Direction — Pick out each line in the records below that contains the string "column" and copy those lines. Letter case matters.

▽

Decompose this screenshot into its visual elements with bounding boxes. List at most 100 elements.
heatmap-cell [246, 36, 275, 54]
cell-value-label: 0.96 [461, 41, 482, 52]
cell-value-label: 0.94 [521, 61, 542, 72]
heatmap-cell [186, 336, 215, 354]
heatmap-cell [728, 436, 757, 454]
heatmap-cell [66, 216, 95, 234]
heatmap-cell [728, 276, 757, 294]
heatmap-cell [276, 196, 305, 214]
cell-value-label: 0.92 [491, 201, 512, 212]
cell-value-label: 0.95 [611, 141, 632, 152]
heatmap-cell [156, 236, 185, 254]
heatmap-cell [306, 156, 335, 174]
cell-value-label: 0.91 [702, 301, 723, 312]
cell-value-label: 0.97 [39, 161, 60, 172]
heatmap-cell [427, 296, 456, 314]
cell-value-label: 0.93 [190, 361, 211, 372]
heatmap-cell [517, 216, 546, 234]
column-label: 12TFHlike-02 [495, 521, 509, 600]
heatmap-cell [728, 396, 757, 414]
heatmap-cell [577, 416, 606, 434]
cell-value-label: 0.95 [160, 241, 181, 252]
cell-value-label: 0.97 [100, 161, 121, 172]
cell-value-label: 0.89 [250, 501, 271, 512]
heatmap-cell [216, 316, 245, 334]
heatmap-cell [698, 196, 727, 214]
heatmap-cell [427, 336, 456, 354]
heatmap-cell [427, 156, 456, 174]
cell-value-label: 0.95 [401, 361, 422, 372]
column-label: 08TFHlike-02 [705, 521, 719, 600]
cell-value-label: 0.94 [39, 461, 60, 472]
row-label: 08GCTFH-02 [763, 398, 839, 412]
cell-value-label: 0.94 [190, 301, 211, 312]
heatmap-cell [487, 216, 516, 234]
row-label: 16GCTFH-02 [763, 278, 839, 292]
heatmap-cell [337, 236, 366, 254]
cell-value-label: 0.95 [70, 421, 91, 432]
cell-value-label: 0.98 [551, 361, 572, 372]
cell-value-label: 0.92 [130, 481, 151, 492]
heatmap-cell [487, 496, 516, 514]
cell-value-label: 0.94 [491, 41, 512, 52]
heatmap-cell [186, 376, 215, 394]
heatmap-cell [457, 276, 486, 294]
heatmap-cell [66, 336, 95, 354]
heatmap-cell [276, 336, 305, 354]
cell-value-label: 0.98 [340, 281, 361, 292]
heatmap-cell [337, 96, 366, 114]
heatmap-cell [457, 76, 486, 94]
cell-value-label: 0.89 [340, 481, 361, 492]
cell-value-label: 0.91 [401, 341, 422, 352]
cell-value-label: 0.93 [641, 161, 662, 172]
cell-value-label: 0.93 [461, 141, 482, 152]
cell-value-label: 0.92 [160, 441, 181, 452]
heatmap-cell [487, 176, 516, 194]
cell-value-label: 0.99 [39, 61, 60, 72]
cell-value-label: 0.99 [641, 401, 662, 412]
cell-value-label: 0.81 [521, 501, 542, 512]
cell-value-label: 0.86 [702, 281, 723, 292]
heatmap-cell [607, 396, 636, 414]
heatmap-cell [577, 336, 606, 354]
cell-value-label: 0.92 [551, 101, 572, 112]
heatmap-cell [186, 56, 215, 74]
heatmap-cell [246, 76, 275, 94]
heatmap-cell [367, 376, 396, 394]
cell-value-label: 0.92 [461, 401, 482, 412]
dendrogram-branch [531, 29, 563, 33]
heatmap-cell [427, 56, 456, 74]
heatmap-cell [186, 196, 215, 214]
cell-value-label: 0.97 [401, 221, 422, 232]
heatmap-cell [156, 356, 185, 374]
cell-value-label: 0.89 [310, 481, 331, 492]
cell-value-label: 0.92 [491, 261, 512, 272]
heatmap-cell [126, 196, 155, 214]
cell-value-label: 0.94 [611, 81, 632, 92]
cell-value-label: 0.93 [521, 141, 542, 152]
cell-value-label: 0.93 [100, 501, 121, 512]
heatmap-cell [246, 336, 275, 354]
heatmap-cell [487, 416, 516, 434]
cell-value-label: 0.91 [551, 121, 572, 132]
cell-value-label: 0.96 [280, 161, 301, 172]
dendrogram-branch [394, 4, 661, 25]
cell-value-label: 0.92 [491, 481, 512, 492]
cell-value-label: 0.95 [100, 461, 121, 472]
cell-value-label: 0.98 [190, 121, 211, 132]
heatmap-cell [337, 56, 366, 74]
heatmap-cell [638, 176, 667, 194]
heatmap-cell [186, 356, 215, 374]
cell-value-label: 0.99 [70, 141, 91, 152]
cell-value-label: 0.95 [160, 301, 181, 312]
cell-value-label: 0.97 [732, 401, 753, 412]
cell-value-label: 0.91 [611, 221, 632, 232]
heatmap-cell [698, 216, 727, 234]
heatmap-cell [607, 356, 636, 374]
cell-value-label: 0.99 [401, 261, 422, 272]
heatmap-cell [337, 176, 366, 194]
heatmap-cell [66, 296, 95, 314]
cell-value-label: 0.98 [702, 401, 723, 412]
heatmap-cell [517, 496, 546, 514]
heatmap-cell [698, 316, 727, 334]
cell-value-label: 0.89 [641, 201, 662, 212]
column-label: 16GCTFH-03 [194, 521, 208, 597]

△

Exercise result —
column-label: 12TFHlike-02 [495, 521, 509, 600]
column-label: 08TFHlike-02 [705, 521, 719, 600]
column-label: 16GCTFH-03 [194, 521, 208, 597]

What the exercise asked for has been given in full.